■ **AIM**
Take the data that follows and retype it word for word.

* * * * *

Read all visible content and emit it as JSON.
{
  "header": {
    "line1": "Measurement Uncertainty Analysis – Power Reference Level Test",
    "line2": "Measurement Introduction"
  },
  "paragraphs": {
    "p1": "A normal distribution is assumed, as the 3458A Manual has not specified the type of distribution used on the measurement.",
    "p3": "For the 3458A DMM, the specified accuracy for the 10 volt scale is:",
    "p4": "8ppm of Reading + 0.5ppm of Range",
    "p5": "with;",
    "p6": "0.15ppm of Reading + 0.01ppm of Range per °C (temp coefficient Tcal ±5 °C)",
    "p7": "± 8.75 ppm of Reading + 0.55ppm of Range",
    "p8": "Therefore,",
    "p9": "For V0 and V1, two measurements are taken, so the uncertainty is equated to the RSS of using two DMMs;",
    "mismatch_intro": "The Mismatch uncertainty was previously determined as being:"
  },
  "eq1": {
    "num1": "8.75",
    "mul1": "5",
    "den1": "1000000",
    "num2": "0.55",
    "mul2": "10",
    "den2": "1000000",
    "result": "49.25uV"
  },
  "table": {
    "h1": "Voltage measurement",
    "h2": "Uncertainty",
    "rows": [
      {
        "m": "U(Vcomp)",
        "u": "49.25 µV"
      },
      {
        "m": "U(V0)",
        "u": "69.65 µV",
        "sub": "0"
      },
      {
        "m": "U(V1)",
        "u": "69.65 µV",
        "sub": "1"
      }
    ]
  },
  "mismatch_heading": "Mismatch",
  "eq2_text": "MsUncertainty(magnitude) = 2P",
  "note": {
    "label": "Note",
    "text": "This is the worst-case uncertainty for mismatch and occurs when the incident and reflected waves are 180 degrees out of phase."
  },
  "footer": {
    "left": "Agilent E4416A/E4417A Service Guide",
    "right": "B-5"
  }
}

* * * * *

■ **RESULT FOR THIS EXERCISE**
Read all visible content and emit it as JSON.
{
  "header": {
    "line1": "Measurement Uncertainty Analysis – Power Reference Level Test",
    "line2": "Measurement Introduction"
  },
  "paragraphs": {
    "p1": "A normal distribution is assumed, as the 3458A Manual has not specified the type of distribution used on the measurement.",
    "p3": "For the 3458A DMM, the specified accuracy for the 10 volt scale is:",
    "p4": "8ppm of Reading + 0.5ppm of Range",
    "p5": "with;",
    "p6": "0.15ppm of Reading + 0.01ppm of Range per °C (temp coefficient Tcal ±5 °C)",
    "p7": "± 8.75 ppm of Reading + 0.55ppm of Range",
    "p8": "Therefore,",
    "p9": "For V0 and V1, two measurements are taken, so the uncertainty is equated to the RSS of using two DMMs;",
    "mismatch_intro": "The Mismatch uncertainty was previously determined as being:"
  },
  "eq1": {
    "num1": "8.75",
    "mul1": "5",
    "den1": "1000000",
    "num2": "0.55",
    "mul2": "10",
    "den2": "1000000",
    "result": "49.25uV"
  },
  "table": {
    "h1": "Voltage measurement",
    "h2": "Uncertainty",
    "rows": [
      {
        "m": "U(Vcomp)",
        "u": "49.25 µV"
      },
      {
        "m": "U(V0)",
        "u": "69.65 µV",
        "sub": "0"
      },
      {
        "m": "U(V1)",
        "u": "69.65 µV",
        "sub": "1"
      }
    ]
  },
  "mismatch_heading": "Mismatch",
  "eq2_text": "MsUncertainty(magnitude) = 2P",
  "note": {
    "label": "Note",
    "text": "This is the worst-case uncertainty for mismatch and occurs when the incident and reflected waves are 180 degrees out of phase."
  },
  "footer": {
    "left": "Agilent E4416A/E4417A Service Guide",
    "right": "B-5"
  }
}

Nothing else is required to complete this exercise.